━━ MATERIAL SUPPLIED ━━

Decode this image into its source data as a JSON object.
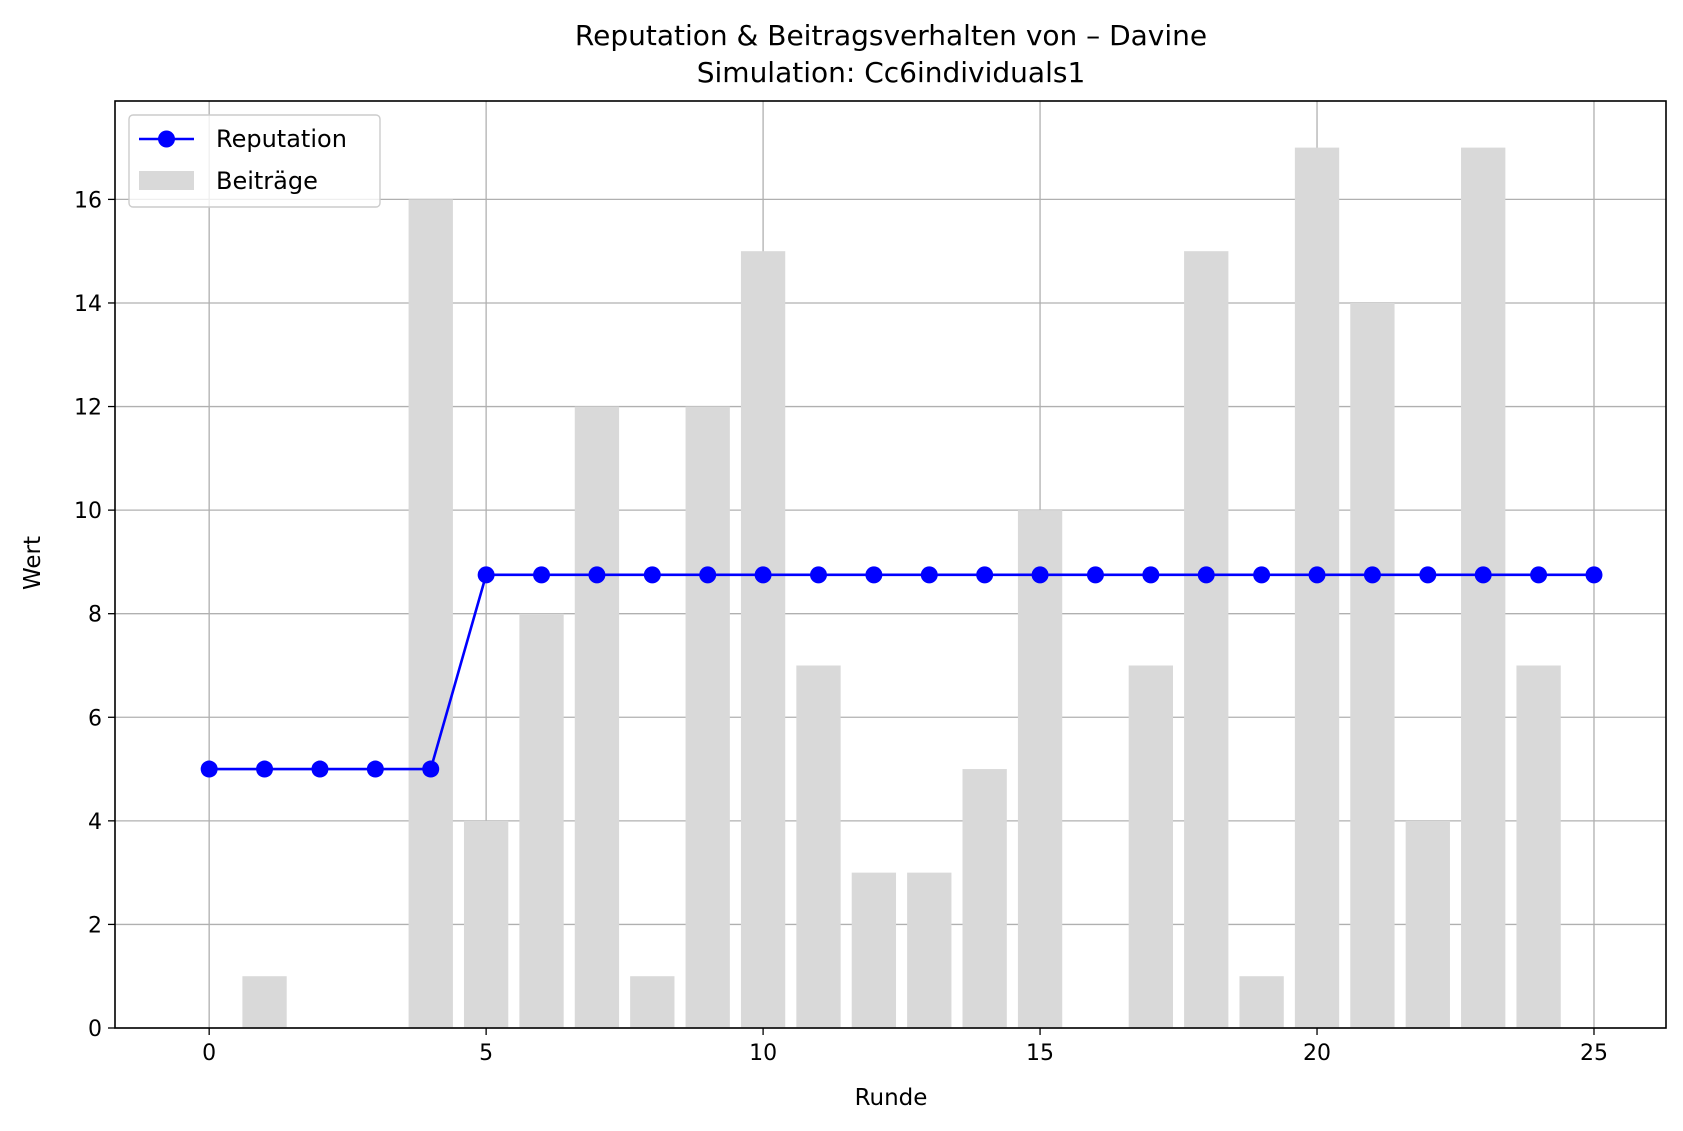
{
  "chart_data": {
    "type": "bar+line",
    "title": "Reputation & Beitragsverhalten von – Davine",
    "subtitle": "Simulation: Cc6individuals1",
    "xlabel": "Runde",
    "ylabel": "Wert",
    "xlim": [
      -1.7,
      26.3
    ],
    "ylim": [
      0,
      17.9
    ],
    "x_ticks": [
      0,
      5,
      10,
      15,
      20,
      25
    ],
    "y_ticks": [
      0,
      2,
      4,
      6,
      8,
      10,
      12,
      14,
      16
    ],
    "grid": true,
    "legend_position": "top-left",
    "x": [
      0,
      1,
      2,
      3,
      4,
      5,
      6,
      7,
      8,
      9,
      10,
      11,
      12,
      13,
      14,
      15,
      16,
      17,
      18,
      19,
      20,
      21,
      22,
      23,
      24,
      25
    ],
    "series": [
      {
        "name": "Reputation",
        "kind": "line",
        "color": "#0000ff",
        "marker": "circle",
        "values": [
          5,
          5,
          5,
          5,
          5,
          8.75,
          8.75,
          8.75,
          8.75,
          8.75,
          8.75,
          8.75,
          8.75,
          8.75,
          8.75,
          8.75,
          8.75,
          8.75,
          8.75,
          8.75,
          8.75,
          8.75,
          8.75,
          8.75,
          8.75,
          8.75
        ]
      },
      {
        "name": "Beiträge",
        "kind": "bar",
        "color": "#d9d9d9",
        "values": [
          0,
          1,
          0,
          0,
          16,
          4,
          8,
          12,
          1,
          12,
          15,
          7,
          3,
          3,
          5,
          10,
          0,
          7,
          15,
          1,
          17,
          14,
          4,
          17,
          7,
          0
        ]
      }
    ]
  }
}
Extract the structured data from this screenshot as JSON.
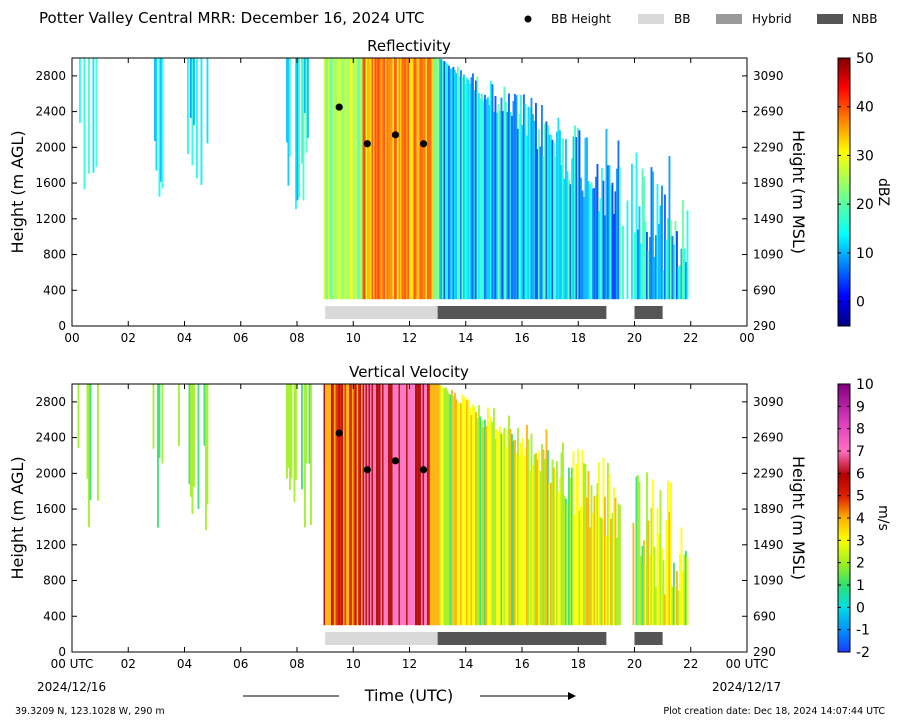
{
  "header": {
    "title": "Potter Valley Central MRR:  December 16, 2024 UTC",
    "legend": [
      {
        "label": "BB Height",
        "kind": "dot",
        "color": "#000000"
      },
      {
        "label": "BB",
        "kind": "bar",
        "color": "#d9d9d9"
      },
      {
        "label": "Hybrid",
        "kind": "bar",
        "color": "#9a9a9a"
      },
      {
        "label": "NBB",
        "kind": "bar",
        "color": "#555555"
      }
    ]
  },
  "footer": {
    "location": "39.3209 N, 123.1028 W, 290 m",
    "creation": "Plot creation date: Dec 18, 2024 14:07:44 UTC",
    "time_label": "Time (UTC)",
    "start_date": "2024/12/16",
    "end_date": "2024/12/17"
  },
  "chart_data": [
    {
      "type": "heatmap",
      "title": "Reflectivity",
      "ylabel": "Height (m AGL)",
      "ylabel_right": "Height (m MSL)",
      "xlim": [
        0,
        24
      ],
      "ylim": [
        0,
        3000
      ],
      "x_ticks": [
        "00",
        "02",
        "04",
        "06",
        "08",
        "10",
        "12",
        "14",
        "16",
        "18",
        "20",
        "22",
        "00"
      ],
      "y_ticks": [
        0,
        400,
        800,
        1200,
        1600,
        2000,
        2400,
        2800
      ],
      "y_ticks_right": [
        290,
        690,
        1090,
        1490,
        1890,
        2290,
        2690,
        3090
      ],
      "colorbar": {
        "label": "dBZ",
        "min": -5,
        "max": 50,
        "ticks": [
          0,
          10,
          20,
          30,
          40,
          50
        ],
        "colormap": "jet"
      },
      "bb_height": [
        {
          "x": 9.5,
          "y": 2450
        },
        {
          "x": 10.5,
          "y": 2040
        },
        {
          "x": 11.5,
          "y": 2140
        },
        {
          "x": 12.5,
          "y": 2040
        }
      ],
      "bb_type_bars": [
        {
          "start": 9,
          "end": 13,
          "type": "BB"
        },
        {
          "start": 13,
          "end": 19,
          "type": "NBB"
        },
        {
          "start": 20,
          "end": 21,
          "type": "NBB"
        }
      ]
    },
    {
      "type": "heatmap",
      "title": "Vertical Velocity",
      "ylabel": "Height (m AGL)",
      "ylabel_right": "Height (m MSL)",
      "xlim": [
        0,
        24
      ],
      "ylim": [
        0,
        3000
      ],
      "x_ticks": [
        "00 UTC",
        "02",
        "04",
        "06",
        "08",
        "10",
        "12",
        "14",
        "16",
        "18",
        "20",
        "22",
        "00 UTC"
      ],
      "y_ticks": [
        0,
        400,
        800,
        1200,
        1600,
        2000,
        2400,
        2800
      ],
      "y_ticks_right": [
        290,
        690,
        1090,
        1490,
        1890,
        2290,
        2690,
        3090
      ],
      "colorbar": {
        "label": "m/s",
        "min": -2,
        "max": 10,
        "ticks": [
          -2,
          -1,
          0,
          1,
          2,
          3,
          4,
          5,
          6,
          7,
          8,
          9,
          10
        ],
        "colormap": "velocity"
      },
      "bb_height": [
        {
          "x": 9.5,
          "y": 2450
        },
        {
          "x": 10.5,
          "y": 2040
        },
        {
          "x": 11.5,
          "y": 2140
        },
        {
          "x": 12.5,
          "y": 2040
        }
      ],
      "bb_type_bars": [
        {
          "start": 9,
          "end": 13,
          "type": "BB"
        },
        {
          "start": 13,
          "end": 19,
          "type": "NBB"
        },
        {
          "start": 20,
          "end": 21,
          "type": "NBB"
        }
      ]
    }
  ]
}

━━━

» **WRITTEN PROBLEM**
List each line of the entries that holds the string "this".

» **RESPONSE**
Decode this image into its source data as a JSON object.
Extract the structured data from this screenshot as JSON.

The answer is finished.